> _Stated goal_: Each entry must appear again exactly as it does in the source.
━━━━━━━━━━━━━━━━━━━━━━━━━━━━━━
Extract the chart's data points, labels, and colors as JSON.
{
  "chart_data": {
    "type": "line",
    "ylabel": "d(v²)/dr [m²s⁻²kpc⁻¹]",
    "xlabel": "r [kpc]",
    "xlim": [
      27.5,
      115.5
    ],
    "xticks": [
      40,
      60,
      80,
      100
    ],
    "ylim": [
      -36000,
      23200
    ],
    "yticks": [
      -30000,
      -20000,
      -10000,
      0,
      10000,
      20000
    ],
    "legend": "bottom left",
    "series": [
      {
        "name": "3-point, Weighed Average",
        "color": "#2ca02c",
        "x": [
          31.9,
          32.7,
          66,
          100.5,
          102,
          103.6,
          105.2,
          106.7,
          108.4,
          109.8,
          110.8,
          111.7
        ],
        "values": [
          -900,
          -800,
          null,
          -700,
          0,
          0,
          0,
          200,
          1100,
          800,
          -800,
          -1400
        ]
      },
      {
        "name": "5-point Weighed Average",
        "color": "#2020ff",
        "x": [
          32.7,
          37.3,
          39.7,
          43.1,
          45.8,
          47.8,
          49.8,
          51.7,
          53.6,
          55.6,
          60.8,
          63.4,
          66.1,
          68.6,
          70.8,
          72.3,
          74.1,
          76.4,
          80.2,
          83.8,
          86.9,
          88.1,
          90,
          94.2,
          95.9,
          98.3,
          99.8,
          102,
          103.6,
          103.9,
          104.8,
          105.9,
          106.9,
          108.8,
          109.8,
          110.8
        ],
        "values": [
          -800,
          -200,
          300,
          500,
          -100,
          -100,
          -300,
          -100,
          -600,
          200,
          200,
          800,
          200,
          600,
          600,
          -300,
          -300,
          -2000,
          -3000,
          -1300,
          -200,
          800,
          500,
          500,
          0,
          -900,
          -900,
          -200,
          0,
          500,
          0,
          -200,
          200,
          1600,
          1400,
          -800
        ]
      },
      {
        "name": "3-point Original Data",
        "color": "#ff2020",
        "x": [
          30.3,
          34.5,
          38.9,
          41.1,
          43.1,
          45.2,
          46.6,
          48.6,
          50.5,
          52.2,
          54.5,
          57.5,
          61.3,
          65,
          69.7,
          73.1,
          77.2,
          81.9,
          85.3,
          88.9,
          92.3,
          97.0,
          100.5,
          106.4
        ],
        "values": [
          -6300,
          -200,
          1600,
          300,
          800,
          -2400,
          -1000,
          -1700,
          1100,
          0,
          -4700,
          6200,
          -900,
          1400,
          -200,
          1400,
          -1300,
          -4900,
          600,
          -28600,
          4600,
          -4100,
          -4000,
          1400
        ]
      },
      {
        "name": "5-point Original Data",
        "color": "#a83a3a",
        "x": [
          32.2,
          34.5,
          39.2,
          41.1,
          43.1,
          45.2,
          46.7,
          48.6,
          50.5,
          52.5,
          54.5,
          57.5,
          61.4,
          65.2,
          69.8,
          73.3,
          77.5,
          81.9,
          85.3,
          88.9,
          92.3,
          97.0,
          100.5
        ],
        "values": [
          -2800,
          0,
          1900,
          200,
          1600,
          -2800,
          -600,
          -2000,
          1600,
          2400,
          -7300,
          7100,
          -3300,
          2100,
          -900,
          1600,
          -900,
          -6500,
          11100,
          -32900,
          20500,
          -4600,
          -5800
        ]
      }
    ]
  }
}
━━━━━━━━━━━━━━━━━━━━━━━━━━━━━━
> _Output below_:
Extract the chart's data points, labels, and colors as JSON.
{
  "chart_data": {
    "type": "line",
    "ylabel": "d(v²)/dr [m²s⁻²kpc⁻¹]",
    "xlabel": "r [kpc]",
    "xlim": [
      27.5,
      115.5
    ],
    "xticks": [
      40,
      60,
      80,
      100
    ],
    "ylim": [
      -36000,
      23200
    ],
    "yticks": [
      -30000,
      -20000,
      -10000,
      0,
      10000,
      20000
    ],
    "legend": "bottom left",
    "series": [
      {
        "name": "3-point, Weighed Average",
        "color": "#2ca02c",
        "x": [
          31.9,
          32.7,
          66,
          100.5,
          102,
          103.6,
          105.2,
          106.7,
          108.4,
          109.8,
          110.8,
          111.7
        ],
        "values": [
          -900,
          -800,
          null,
          -700,
          0,
          0,
          0,
          200,
          1100,
          800,
          -800,
          -1400
        ]
      },
      {
        "name": "5-point Weighed Average",
        "color": "#2020ff",
        "x": [
          32.7,
          37.3,
          39.7,
          43.1,
          45.8,
          47.8,
          49.8,
          51.7,
          53.6,
          55.6,
          60.8,
          63.4,
          66.1,
          68.6,
          70.8,
          72.3,
          74.1,
          76.4,
          80.2,
          83.8,
          86.9,
          88.1,
          90,
          94.2,
          95.9,
          98.3,
          99.8,
          102,
          103.6,
          103.9,
          104.8,
          105.9,
          106.9,
          108.8,
          109.8,
          110.8
        ],
        "values": [
          -800,
          -200,
          300,
          500,
          -100,
          -100,
          -300,
          -100,
          -600,
          200,
          200,
          800,
          200,
          600,
          600,
          -300,
          -300,
          -2000,
          -3000,
          -1300,
          -200,
          800,
          500,
          500,
          0,
          -900,
          -900,
          -200,
          0,
          500,
          0,
          -200,
          200,
          1600,
          1400,
          -800
        ]
      },
      {
        "name": "3-point Original Data",
        "color": "#ff2020",
        "x": [
          30.3,
          34.5,
          38.9,
          41.1,
          43.1,
          45.2,
          46.6,
          48.6,
          50.5,
          52.2,
          54.5,
          57.5,
          61.3,
          65,
          69.7,
          73.1,
          77.2,
          81.9,
          85.3,
          88.9,
          92.3,
          97.0,
          100.5,
          106.4
        ],
        "values": [
          -6300,
          -200,
          1600,
          300,
          800,
          -2400,
          -1000,
          -1700,
          1100,
          0,
          -4700,
          6200,
          -900,
          1400,
          -200,
          1400,
          -1300,
          -4900,
          600,
          -28600,
          4600,
          -4100,
          -4000,
          1400
        ]
      },
      {
        "name": "5-point Original Data",
        "color": "#a83a3a",
        "x": [
          32.2,
          34.5,
          39.2,
          41.1,
          43.1,
          45.2,
          46.7,
          48.6,
          50.5,
          52.5,
          54.5,
          57.5,
          61.4,
          65.2,
          69.8,
          73.3,
          77.5,
          81.9,
          85.3,
          88.9,
          92.3,
          97.0,
          100.5
        ],
        "values": [
          -2800,
          0,
          1900,
          200,
          1600,
          -2800,
          -600,
          -2000,
          1600,
          2400,
          -7300,
          7100,
          -3300,
          2100,
          -900,
          1600,
          -900,
          -6500,
          11100,
          -32900,
          20500,
          -4600,
          -5800
        ]
      }
    ]
  }
}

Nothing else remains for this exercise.